• WORK TO BE COMPLETED
Omit the images, then print each record below exactly as it reads.

• INPUT RECORDS
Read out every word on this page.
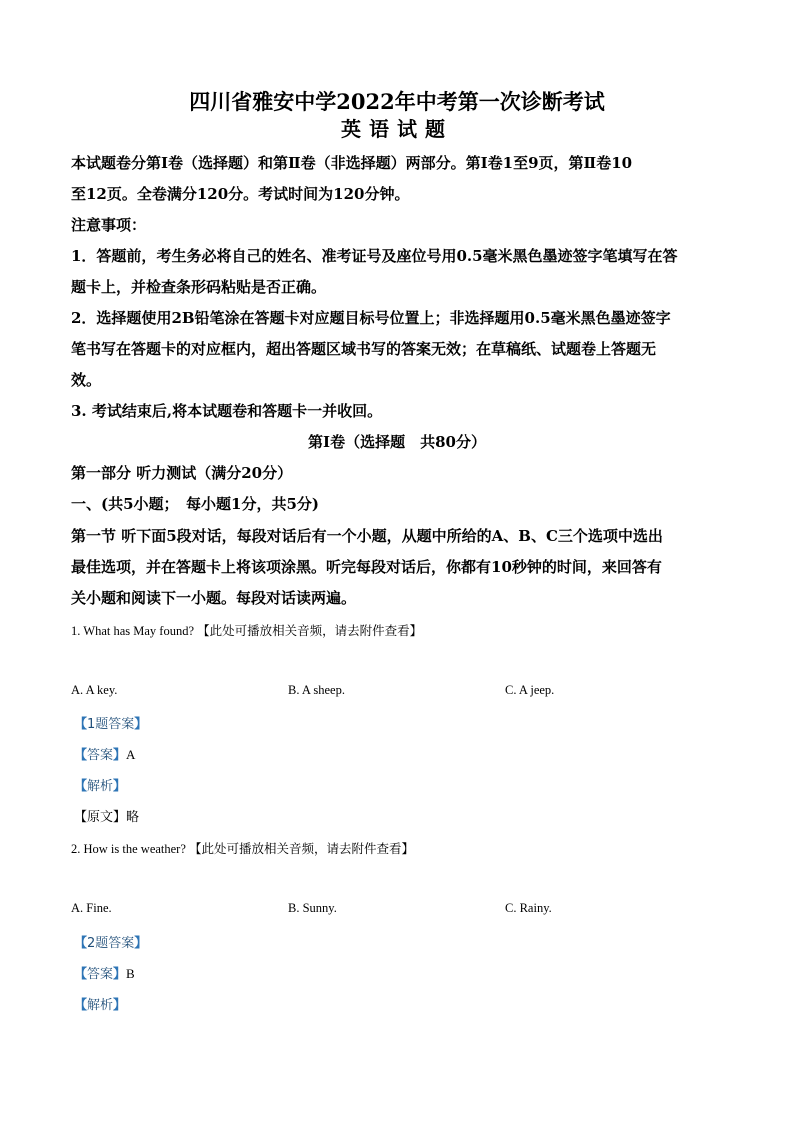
四川省雅安中学2022年中考第一次诊断考试
英语试题
本试题卷分第Ⅰ卷（选择题）和第Ⅱ卷（非选择题）两部分。第Ⅰ卷1至9页，第Ⅱ卷10
至12页。全卷满分120分。考试时间为120分钟。
注意事项：
1．答题前，考生务必将自己的姓名、准考证号及座位号用0.5毫米黑色墨迹签字笔填写在答
题卡上，并检查条形码粘贴是否正确。
2．选择题使用2B铅笔涂在答题卡对应题目标号位置上；非选择题用0.5毫米黑色墨迹签字
笔书写在答题卡的对应框内，超出答题区域书写的答案无效；在草稿纸、试题卷上答题无
效。
3. 考试结束后,将本试题卷和答题卡一并收回。
第Ⅰ卷（选择题　共80分）
第一部分 听力测试（满分20分）
一、(共5小题；　每小题1分，共5分)
第一节 听下面5段对话，每段对话后有一个小题，从题中所给的A、B、C三个选项中选出
最佳选项，并在答题卡上将该项涂黑。听完每段对话后，你都有10秒钟的时间，来回答有
关小题和阅读下一小题。每段对话读两遍。
1. What has May found? 【此处可播放相关音频，请去附件查看】
A. A key.	B. A sheep.	C. A jeep.
【1题答案】
【答案】A
【解析】
【原文】略
2. How is the weather? 【此处可播放相关音频，请去附件查看】
A. Fine.	B. Sunny.	C. Rainy.
【2题答案】
【答案】B
【解析】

• EXERCISE SOLUTION
Read out every word on this page.
四川省雅安中学2022年中考第一次诊断考试
英语试题
本试题卷分第Ⅰ卷（选择题）和第Ⅱ卷（非选择题）两部分。第Ⅰ卷1至9页，第Ⅱ卷10
至12页。全卷满分120分。考试时间为120分钟。
注意事项：
1．答题前，考生务必将自己的姓名、准考证号及座位号用0.5毫米黑色墨迹签字笔填写在答
题卡上，并检查条形码粘贴是否正确。
2．选择题使用2B铅笔涂在答题卡对应题目标号位置上；非选择题用0.5毫米黑色墨迹签字
笔书写在答题卡的对应框内，超出答题区域书写的答案无效；在草稿纸、试题卷上答题无
效。
3. 考试结束后,将本试题卷和答题卡一并收回。
第Ⅰ卷（选择题　共80分）
第一部分 听力测试（满分20分）
一、(共5小题；　每小题1分，共5分)
第一节 听下面5段对话，每段对话后有一个小题，从题中所给的A、B、C三个选项中选出
最佳选项，并在答题卡上将该项涂黑。听完每段对话后，你都有10秒钟的时间，来回答有
关小题和阅读下一小题。每段对话读两遍。
1. What has May found? 【此处可播放相关音频，请去附件查看】
A. A key.	B. A sheep.	C. A jeep.
【1题答案】
【答案】A
【解析】
【原文】略
2. How is the weather? 【此处可播放相关音频，请去附件查看】
A. Fine.	B. Sunny.	C. Rainy.
【2题答案】
【答案】B
【解析】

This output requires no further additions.